[Raw records]
────────────────

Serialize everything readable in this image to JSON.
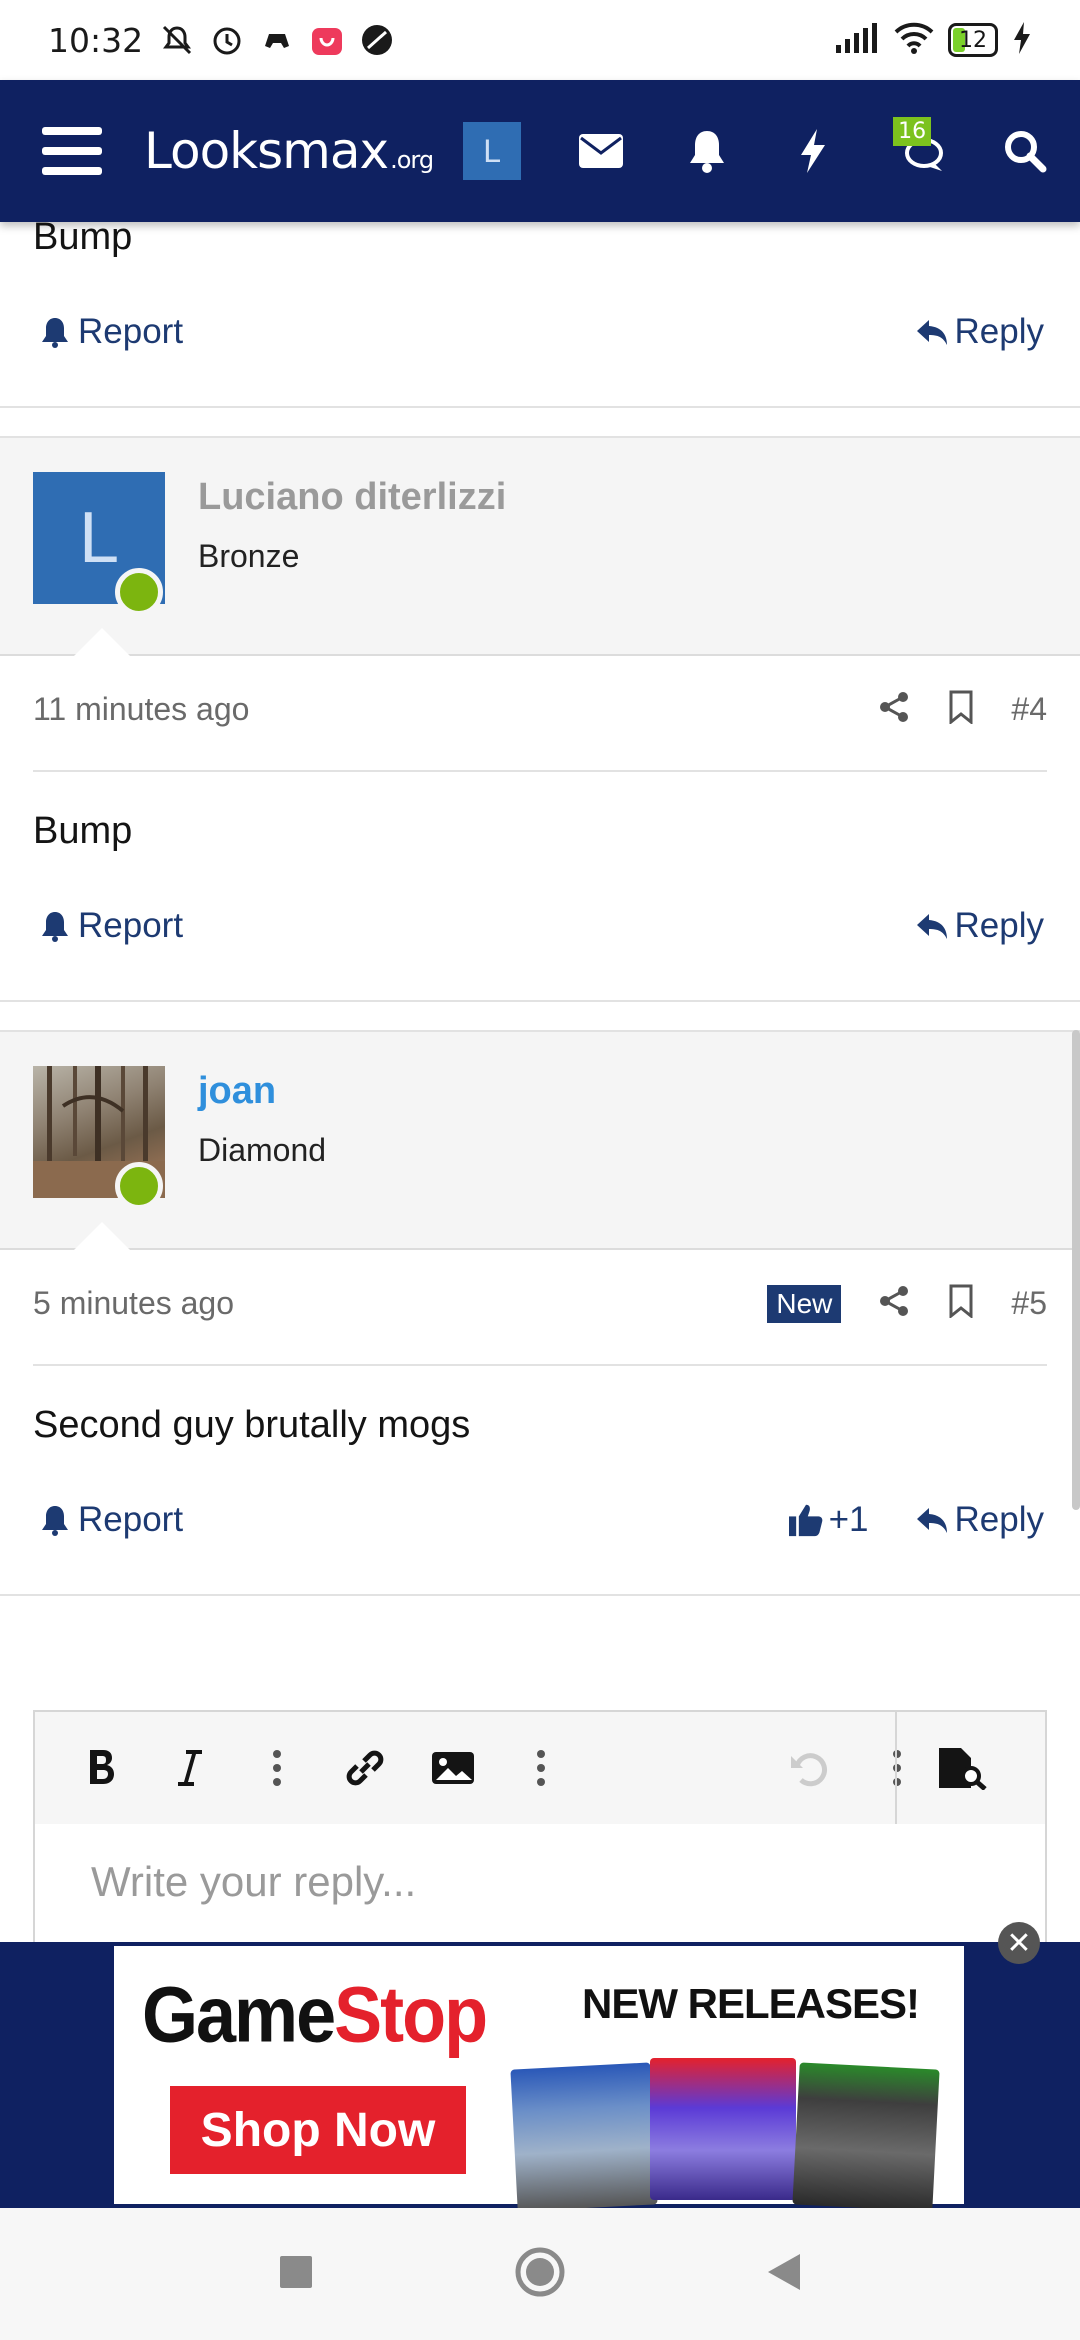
{
  "status_bar": {
    "time": "10:32",
    "battery": "12",
    "icons": [
      "mute-icon",
      "alarm-icon",
      "game-icon",
      "shop-app-icon",
      "app-icon"
    ],
    "right_icons": [
      "signal-icon",
      "wifi-icon",
      "battery-icon",
      "charging-icon"
    ]
  },
  "nav": {
    "logo_main": "Looksmax",
    "logo_suffix": ".org",
    "avatar_letter": "L",
    "conversations_badge": "16",
    "icons": [
      "menu-icon",
      "mail-icon",
      "bell-icon",
      "bolt-icon",
      "chat-icon",
      "search-icon"
    ]
  },
  "posts": [
    {
      "body": "Bump",
      "report_label": "Report",
      "reply_label": "Reply"
    },
    {
      "author": "Luciano diterlizzi",
      "rank": "Bronze",
      "avatar_letter": "L",
      "time": "11 minutes ago",
      "number": "#4",
      "body": "Bump",
      "report_label": "Report",
      "reply_label": "Reply"
    },
    {
      "author": "joan",
      "rank": "Diamond",
      "time": "5 minutes ago",
      "new_label": "New",
      "number": "#5",
      "body": "Second guy brutally mogs",
      "report_label": "Report",
      "like_count": "+1",
      "reply_label": "Reply"
    }
  ],
  "editor": {
    "placeholder": "Write your reply..."
  },
  "ad": {
    "brand_part1": "Game",
    "brand_part2": "Stop",
    "cta": "Shop Now",
    "headline": "NEW RELEASES!",
    "close_icon": "close-icon"
  },
  "colors": {
    "nav_bg": "#0f2161",
    "link": "#1d3a72",
    "online": "#7cb50f",
    "username_blue": "#2f8fdc",
    "username_gray": "#9a9a9a",
    "badge_green": "#7cc21e",
    "gamestop_red": "#e4212c"
  }
}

────────────────

[What the exercise asks] Extract the full listing above verbatim; pictures are to be left out of the copy.

[In response]
Serialize everything readable in this image to JSON.
{
  "status_bar": {
    "time": "10:32",
    "battery": "12",
    "icons": [
      "mute-icon",
      "alarm-icon",
      "game-icon",
      "shop-app-icon",
      "app-icon"
    ],
    "right_icons": [
      "signal-icon",
      "wifi-icon",
      "battery-icon",
      "charging-icon"
    ]
  },
  "nav": {
    "logo_main": "Looksmax",
    "logo_suffix": ".org",
    "avatar_letter": "L",
    "conversations_badge": "16",
    "icons": [
      "menu-icon",
      "mail-icon",
      "bell-icon",
      "bolt-icon",
      "chat-icon",
      "search-icon"
    ]
  },
  "posts": [
    {
      "body": "Bump",
      "report_label": "Report",
      "reply_label": "Reply"
    },
    {
      "author": "Luciano diterlizzi",
      "rank": "Bronze",
      "avatar_letter": "L",
      "time": "11 minutes ago",
      "number": "#4",
      "body": "Bump",
      "report_label": "Report",
      "reply_label": "Reply"
    },
    {
      "author": "joan",
      "rank": "Diamond",
      "time": "5 minutes ago",
      "new_label": "New",
      "number": "#5",
      "body": "Second guy brutally mogs",
      "report_label": "Report",
      "like_count": "+1",
      "reply_label": "Reply"
    }
  ],
  "editor": {
    "placeholder": "Write your reply..."
  },
  "ad": {
    "brand_part1": "Game",
    "brand_part2": "Stop",
    "cta": "Shop Now",
    "headline": "NEW RELEASES!",
    "close_icon": "close-icon"
  },
  "colors": {
    "nav_bg": "#0f2161",
    "link": "#1d3a72",
    "online": "#7cb50f",
    "username_blue": "#2f8fdc",
    "username_gray": "#9a9a9a",
    "badge_green": "#7cc21e",
    "gamestop_red": "#e4212c"
  }
}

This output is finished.